=== Task statement ===
Scan the records below. List lines holding "discussion".

=== Task input ===
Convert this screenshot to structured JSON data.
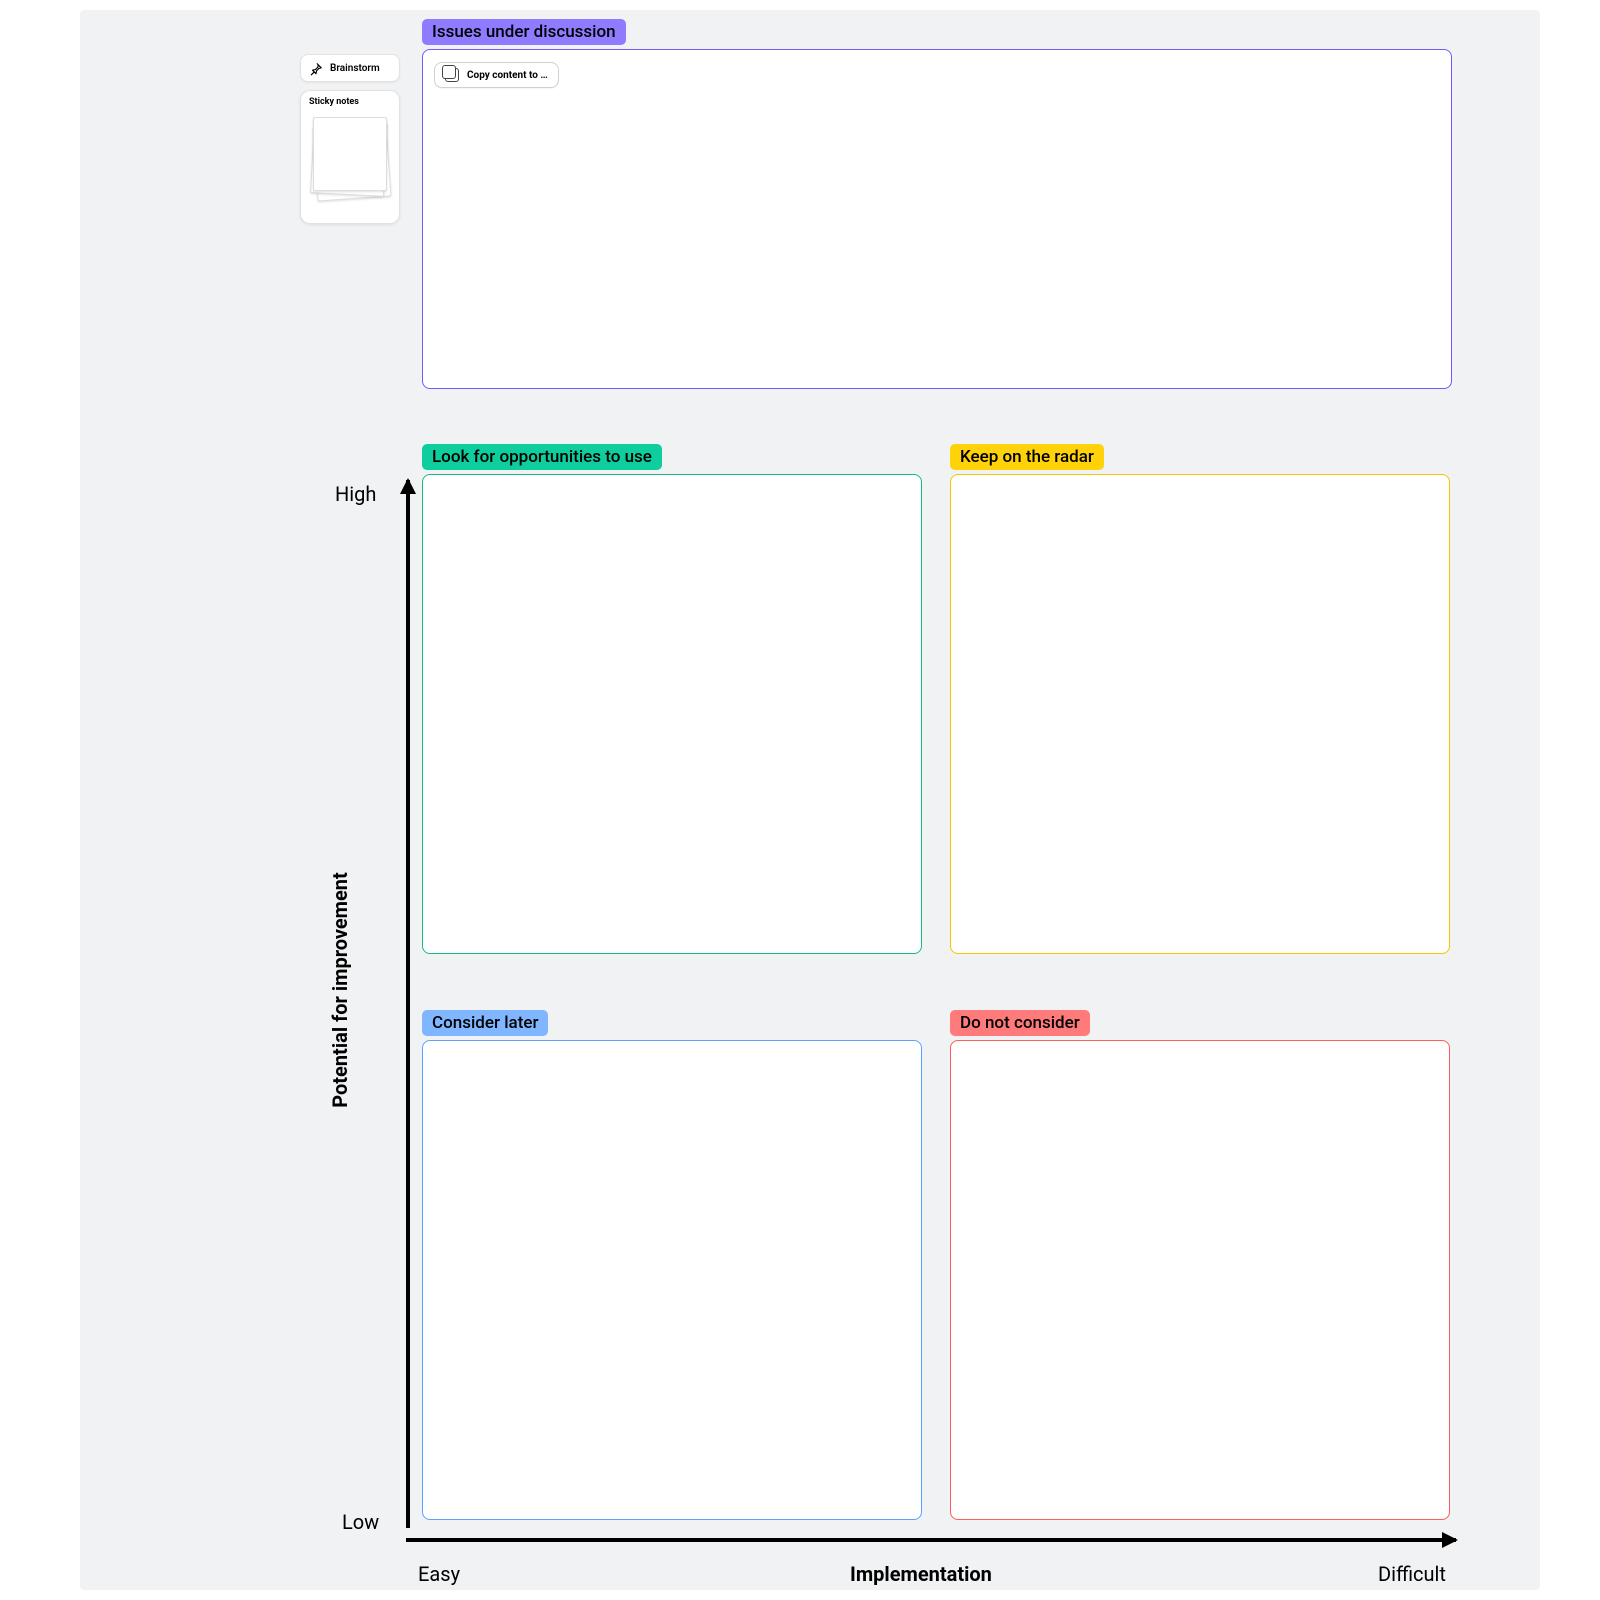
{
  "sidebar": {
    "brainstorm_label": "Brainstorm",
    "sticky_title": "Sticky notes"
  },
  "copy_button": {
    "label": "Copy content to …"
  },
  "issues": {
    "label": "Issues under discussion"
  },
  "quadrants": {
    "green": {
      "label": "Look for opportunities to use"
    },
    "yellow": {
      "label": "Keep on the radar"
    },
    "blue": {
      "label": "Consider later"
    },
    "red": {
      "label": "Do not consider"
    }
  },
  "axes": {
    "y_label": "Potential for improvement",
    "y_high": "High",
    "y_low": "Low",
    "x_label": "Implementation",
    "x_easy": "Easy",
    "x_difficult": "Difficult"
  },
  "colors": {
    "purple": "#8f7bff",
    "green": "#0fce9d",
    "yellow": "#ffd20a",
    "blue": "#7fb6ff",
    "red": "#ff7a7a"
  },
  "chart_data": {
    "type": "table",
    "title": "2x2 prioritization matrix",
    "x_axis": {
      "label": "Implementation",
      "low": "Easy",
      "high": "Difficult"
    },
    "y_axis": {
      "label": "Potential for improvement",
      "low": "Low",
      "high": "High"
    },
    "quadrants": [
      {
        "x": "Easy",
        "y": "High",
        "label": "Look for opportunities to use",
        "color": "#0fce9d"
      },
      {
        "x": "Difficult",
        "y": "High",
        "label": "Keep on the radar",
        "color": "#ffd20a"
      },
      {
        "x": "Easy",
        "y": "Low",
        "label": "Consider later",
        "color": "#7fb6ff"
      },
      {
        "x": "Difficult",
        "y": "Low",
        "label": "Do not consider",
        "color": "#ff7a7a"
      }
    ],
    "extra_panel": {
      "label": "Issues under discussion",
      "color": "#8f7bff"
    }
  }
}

=== Response to this task ===
    "label": "Issues under discussion"
      "label": "Issues under discussion",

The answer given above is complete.